**STATED PROBLEM:**
Copy the lines below exactly, covering every item, and leave the pictures out of your answer.

**EXERCISE MATERIAL:**
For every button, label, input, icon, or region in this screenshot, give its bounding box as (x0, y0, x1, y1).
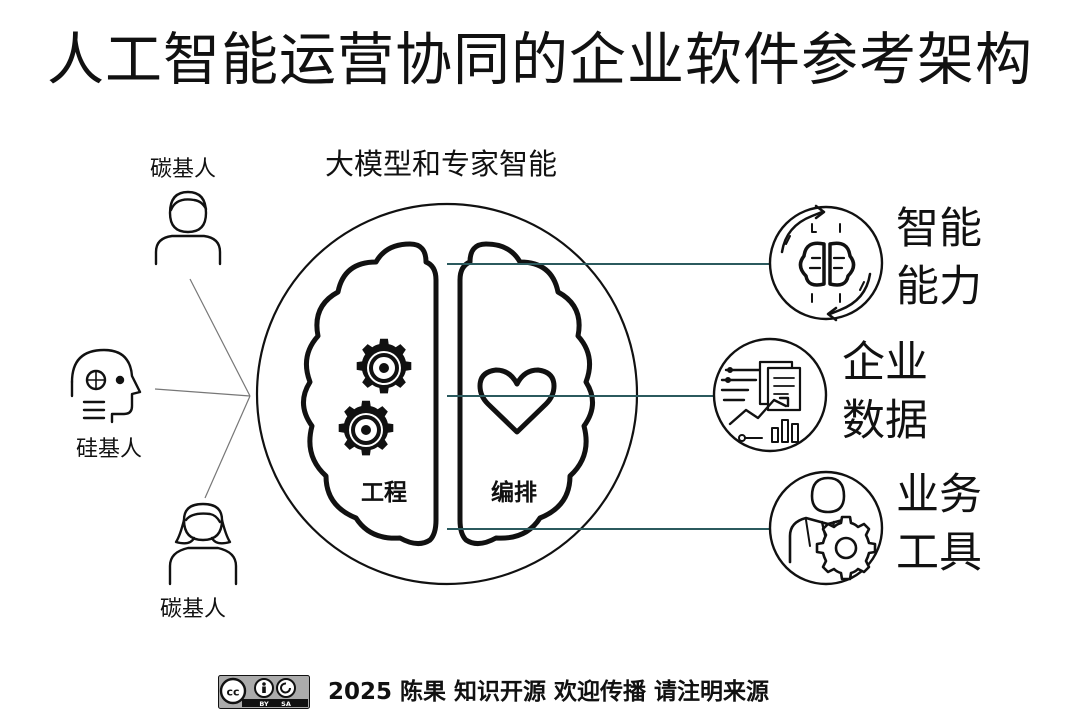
people-connectors (154, 278, 251, 499)
bottom-person-label: 碳基人 (160, 597, 227, 622)
businessman-gear-icon (768, 470, 884, 586)
capability-intelligence-line1: 智能 (896, 204, 982, 254)
person-female-icon (168, 502, 238, 586)
gear-top-icon (356, 338, 412, 394)
cc-sa-text: SA (281, 700, 291, 708)
capability-tools-line2: 工具 (896, 528, 982, 578)
left-hemisphere-outline (301, 241, 439, 546)
middle-person-label: 硅基人 (76, 437, 143, 462)
page-title: 人工智能运营协同的企业软件参考架构 (47, 27, 1033, 93)
connector-middle-person (154, 388, 251, 397)
capability-connectors (447, 263, 790, 530)
capability-data-line2: 数据 (842, 396, 928, 446)
person-male-icon (154, 190, 222, 266)
data-analytics-icon (712, 337, 828, 453)
connector-bottom-person (204, 395, 251, 499)
brain-subtitle: 大模型和专家智能 (325, 147, 558, 181)
right-hemisphere-label: 编排 (491, 479, 537, 506)
left-hemisphere-label: 工程 (361, 480, 407, 506)
right-hemisphere-outline (457, 241, 595, 546)
brain-cycle-icon (768, 204, 884, 322)
connector-top-person (189, 278, 251, 397)
gear-bottom-icon (338, 400, 394, 456)
svg-text:cc: cc (226, 686, 239, 699)
capability-tools-line1: 业务 (896, 470, 982, 520)
cc-by-sa-license-badge: cc BY SA (218, 675, 310, 709)
cc-by-text: BY (259, 700, 269, 708)
brain-circle (255, 202, 639, 586)
heart-icon (477, 367, 557, 435)
capability-intelligence-line2: 能力 (896, 262, 982, 312)
footer-copyright-text: 2025 陈果 知识开源 欢迎传播 请注明来源 (328, 679, 770, 705)
capability-data-line1: 企业 (842, 338, 928, 388)
top-person-label: 碳基人 (150, 157, 217, 182)
robot-head-icon (70, 348, 142, 424)
footer: cc BY SA 2025 陈果 知识开源 欢迎传播 请注明来源 (0, 672, 1080, 714)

**EXPECTED ANSWER:**
For every button, label, input, icon, or region in this screenshot, give its bounding box as (x0, y0, x1, y1).
people-connectors (154, 278, 251, 499)
bottom-person-label: 碳基人 (160, 597, 227, 622)
businessman-gear-icon (768, 470, 884, 586)
capability-intelligence-line1: 智能 (896, 204, 982, 254)
person-female-icon (168, 502, 238, 586)
gear-top-icon (356, 338, 412, 394)
cc-sa-text: SA (281, 700, 291, 708)
capability-tools-line2: 工具 (896, 528, 982, 578)
left-hemisphere-outline (301, 241, 439, 546)
middle-person-label: 硅基人 (76, 437, 143, 462)
page-title: 人工智能运营协同的企业软件参考架构 (47, 27, 1033, 93)
connector-middle-person (154, 388, 251, 397)
capability-connectors (447, 263, 790, 530)
capability-data-line2: 数据 (842, 396, 928, 446)
person-male-icon (154, 190, 222, 266)
data-analytics-icon (712, 337, 828, 453)
connector-bottom-person (204, 395, 251, 499)
brain-subtitle: 大模型和专家智能 (325, 147, 558, 181)
right-hemisphere-label: 编排 (491, 479, 537, 506)
left-hemisphere-label: 工程 (361, 480, 407, 506)
right-hemisphere-outline (457, 241, 595, 546)
brain-cycle-icon (768, 204, 884, 322)
connector-top-person (189, 278, 251, 397)
gear-bottom-icon (338, 400, 394, 456)
svg-text:cc: cc (226, 686, 239, 699)
capability-tools-line1: 业务 (896, 470, 982, 520)
cc-by-sa-license-badge: cc BY SA (218, 675, 310, 709)
cc-by-text: BY (259, 700, 269, 708)
brain-circle (255, 202, 639, 586)
heart-icon (477, 367, 557, 435)
capability-intelligence-line2: 能力 (896, 262, 982, 312)
footer-copyright-text: 2025 陈果 知识开源 欢迎传播 请注明来源 (328, 679, 770, 705)
capability-data-line1: 企业 (842, 338, 928, 388)
top-person-label: 碳基人 (150, 157, 217, 182)
robot-head-icon (70, 348, 142, 424)
footer: cc BY SA 2025 陈果 知识开源 欢迎传播 请注明来源 (0, 672, 1080, 714)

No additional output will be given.